**REQUIREMENTS**
Rewrite the records as a Markdown table with the columns Row and Line: a row number in the first and the line in the second, blank lines left out. Begin at the line that contains "meaning-tag: Trái Đất" and stop after the line that contains "essay-text: , it is bbox=[247, 245, 287, 262]".

━━━ DATA SHOWN ━━━

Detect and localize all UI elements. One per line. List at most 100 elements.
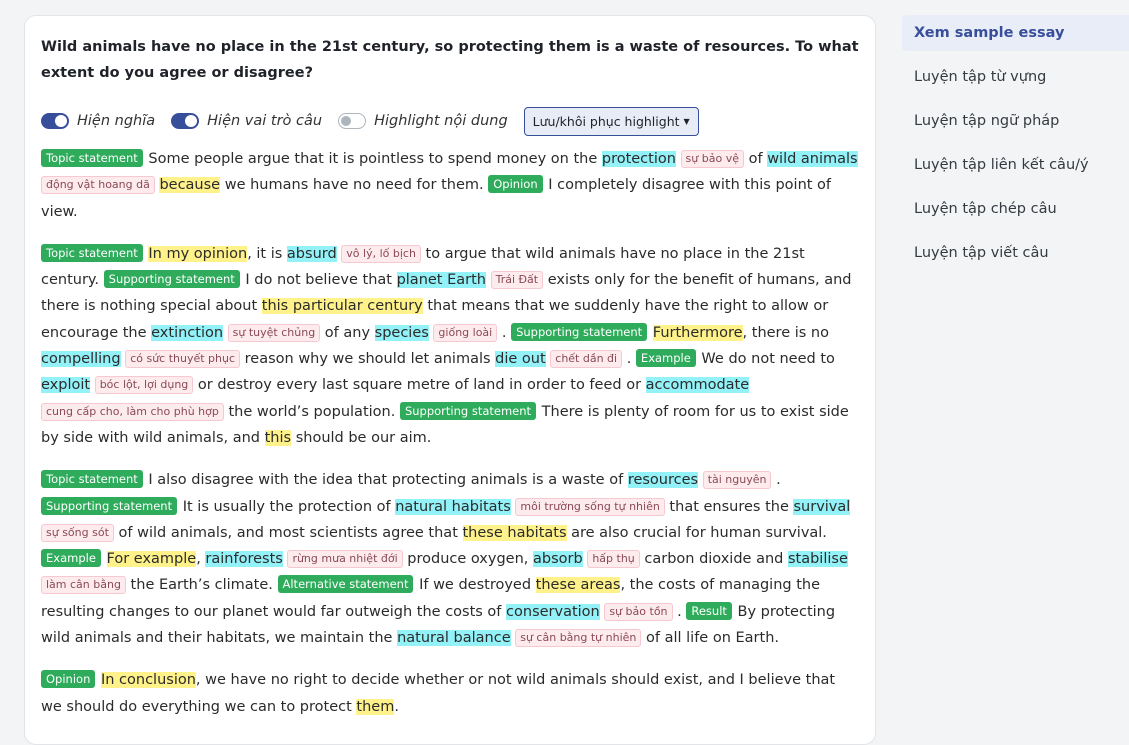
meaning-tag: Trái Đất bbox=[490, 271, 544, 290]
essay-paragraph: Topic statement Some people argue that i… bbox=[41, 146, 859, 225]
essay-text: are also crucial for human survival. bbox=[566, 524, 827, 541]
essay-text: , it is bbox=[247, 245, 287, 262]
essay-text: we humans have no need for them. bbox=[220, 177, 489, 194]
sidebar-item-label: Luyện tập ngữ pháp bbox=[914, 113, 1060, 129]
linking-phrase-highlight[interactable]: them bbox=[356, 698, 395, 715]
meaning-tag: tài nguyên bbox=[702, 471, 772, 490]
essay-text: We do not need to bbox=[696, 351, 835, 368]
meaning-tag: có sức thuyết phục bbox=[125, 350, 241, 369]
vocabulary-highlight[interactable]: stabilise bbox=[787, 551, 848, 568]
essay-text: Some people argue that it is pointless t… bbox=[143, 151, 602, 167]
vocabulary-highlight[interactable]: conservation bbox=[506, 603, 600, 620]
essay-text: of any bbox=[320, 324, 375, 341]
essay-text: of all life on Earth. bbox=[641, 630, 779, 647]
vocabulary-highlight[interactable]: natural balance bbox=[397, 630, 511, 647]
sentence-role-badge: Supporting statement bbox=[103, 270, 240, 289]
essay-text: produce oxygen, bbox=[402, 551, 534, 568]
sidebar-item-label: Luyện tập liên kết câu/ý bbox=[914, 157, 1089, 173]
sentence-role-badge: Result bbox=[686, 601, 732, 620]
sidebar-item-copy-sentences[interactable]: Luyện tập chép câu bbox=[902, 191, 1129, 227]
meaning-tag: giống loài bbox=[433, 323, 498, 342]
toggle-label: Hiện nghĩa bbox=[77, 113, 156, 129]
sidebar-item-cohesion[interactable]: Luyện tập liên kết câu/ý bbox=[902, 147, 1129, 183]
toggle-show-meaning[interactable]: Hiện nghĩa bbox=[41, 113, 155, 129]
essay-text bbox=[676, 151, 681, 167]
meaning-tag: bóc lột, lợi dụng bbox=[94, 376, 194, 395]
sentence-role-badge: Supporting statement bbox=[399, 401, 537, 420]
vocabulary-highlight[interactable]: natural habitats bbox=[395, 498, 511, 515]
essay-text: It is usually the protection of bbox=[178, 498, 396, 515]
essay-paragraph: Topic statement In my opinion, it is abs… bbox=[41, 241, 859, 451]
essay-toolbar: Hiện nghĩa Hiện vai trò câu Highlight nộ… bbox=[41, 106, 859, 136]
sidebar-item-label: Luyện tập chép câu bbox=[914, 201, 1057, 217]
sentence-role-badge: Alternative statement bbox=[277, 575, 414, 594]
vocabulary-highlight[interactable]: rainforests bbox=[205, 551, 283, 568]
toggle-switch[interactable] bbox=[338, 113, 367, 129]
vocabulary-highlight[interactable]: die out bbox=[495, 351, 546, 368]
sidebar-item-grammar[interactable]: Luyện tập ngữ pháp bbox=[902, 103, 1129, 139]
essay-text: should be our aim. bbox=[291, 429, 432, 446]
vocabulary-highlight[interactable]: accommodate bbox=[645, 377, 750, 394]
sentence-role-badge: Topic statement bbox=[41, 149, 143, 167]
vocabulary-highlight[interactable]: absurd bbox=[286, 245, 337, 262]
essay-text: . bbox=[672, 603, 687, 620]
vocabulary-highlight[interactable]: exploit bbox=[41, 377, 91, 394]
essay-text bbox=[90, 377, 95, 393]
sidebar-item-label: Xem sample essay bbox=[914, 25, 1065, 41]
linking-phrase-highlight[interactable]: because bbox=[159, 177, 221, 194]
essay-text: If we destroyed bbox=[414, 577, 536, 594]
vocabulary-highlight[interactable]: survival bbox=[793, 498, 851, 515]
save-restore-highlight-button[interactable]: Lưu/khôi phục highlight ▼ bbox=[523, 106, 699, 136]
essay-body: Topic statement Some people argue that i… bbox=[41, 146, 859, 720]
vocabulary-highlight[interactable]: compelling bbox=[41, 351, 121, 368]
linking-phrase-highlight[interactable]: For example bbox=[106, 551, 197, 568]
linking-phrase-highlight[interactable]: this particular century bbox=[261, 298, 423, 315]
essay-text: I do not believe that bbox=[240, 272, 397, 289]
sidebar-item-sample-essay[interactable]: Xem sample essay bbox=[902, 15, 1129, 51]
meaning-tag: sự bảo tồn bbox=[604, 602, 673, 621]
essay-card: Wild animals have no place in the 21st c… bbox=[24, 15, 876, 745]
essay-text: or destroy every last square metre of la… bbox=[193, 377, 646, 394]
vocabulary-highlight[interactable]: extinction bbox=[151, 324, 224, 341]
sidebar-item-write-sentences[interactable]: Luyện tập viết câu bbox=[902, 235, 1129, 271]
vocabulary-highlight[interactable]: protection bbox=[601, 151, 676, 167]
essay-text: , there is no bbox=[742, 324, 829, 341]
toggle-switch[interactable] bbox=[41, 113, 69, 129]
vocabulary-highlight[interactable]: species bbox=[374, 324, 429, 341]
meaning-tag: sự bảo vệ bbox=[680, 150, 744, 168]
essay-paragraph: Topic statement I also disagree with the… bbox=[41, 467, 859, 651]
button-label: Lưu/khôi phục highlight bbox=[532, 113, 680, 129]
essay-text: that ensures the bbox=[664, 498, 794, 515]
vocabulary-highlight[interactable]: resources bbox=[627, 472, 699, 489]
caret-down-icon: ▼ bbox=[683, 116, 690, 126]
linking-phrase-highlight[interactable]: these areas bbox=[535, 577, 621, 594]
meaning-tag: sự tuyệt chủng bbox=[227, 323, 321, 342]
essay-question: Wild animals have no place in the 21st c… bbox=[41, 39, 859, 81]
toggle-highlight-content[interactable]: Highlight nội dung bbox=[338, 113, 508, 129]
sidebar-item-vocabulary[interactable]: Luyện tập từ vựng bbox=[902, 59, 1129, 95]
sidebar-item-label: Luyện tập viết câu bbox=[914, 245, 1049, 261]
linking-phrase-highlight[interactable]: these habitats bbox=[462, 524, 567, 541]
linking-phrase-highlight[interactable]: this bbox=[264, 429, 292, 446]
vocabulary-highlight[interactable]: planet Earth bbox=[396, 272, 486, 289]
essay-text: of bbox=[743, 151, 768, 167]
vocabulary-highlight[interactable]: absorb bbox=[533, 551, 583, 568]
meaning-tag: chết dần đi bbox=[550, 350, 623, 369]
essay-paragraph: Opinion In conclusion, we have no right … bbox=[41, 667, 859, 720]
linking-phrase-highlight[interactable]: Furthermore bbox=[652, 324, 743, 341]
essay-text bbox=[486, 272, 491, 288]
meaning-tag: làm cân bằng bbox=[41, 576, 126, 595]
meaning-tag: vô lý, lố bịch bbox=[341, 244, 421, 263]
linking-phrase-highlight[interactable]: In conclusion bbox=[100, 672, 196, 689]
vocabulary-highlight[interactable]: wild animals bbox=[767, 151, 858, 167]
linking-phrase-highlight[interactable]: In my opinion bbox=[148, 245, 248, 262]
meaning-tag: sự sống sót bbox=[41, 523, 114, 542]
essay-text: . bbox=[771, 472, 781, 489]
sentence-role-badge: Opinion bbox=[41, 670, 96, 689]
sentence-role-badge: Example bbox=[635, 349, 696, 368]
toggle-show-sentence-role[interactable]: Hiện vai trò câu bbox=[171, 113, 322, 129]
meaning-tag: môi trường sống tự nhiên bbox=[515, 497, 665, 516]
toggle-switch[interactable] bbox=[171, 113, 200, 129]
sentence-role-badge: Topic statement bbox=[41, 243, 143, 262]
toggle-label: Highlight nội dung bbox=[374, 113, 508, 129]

━━━

**THE OUTPUT**
| Row | Line |
|---|---|
| 1 | meaning-tag: Trái Đất bbox=[490, 271, 544, 290] |
| 2 | essay-paragraph: Topic statement Some people argue that i… bbox=[41, 146, 859, 225] |
| 3 | essay-text: are also crucial for human survival. bbox=[566, 524, 827, 541] |
| 4 | essay-text: , it is bbox=[247, 245, 287, 262] |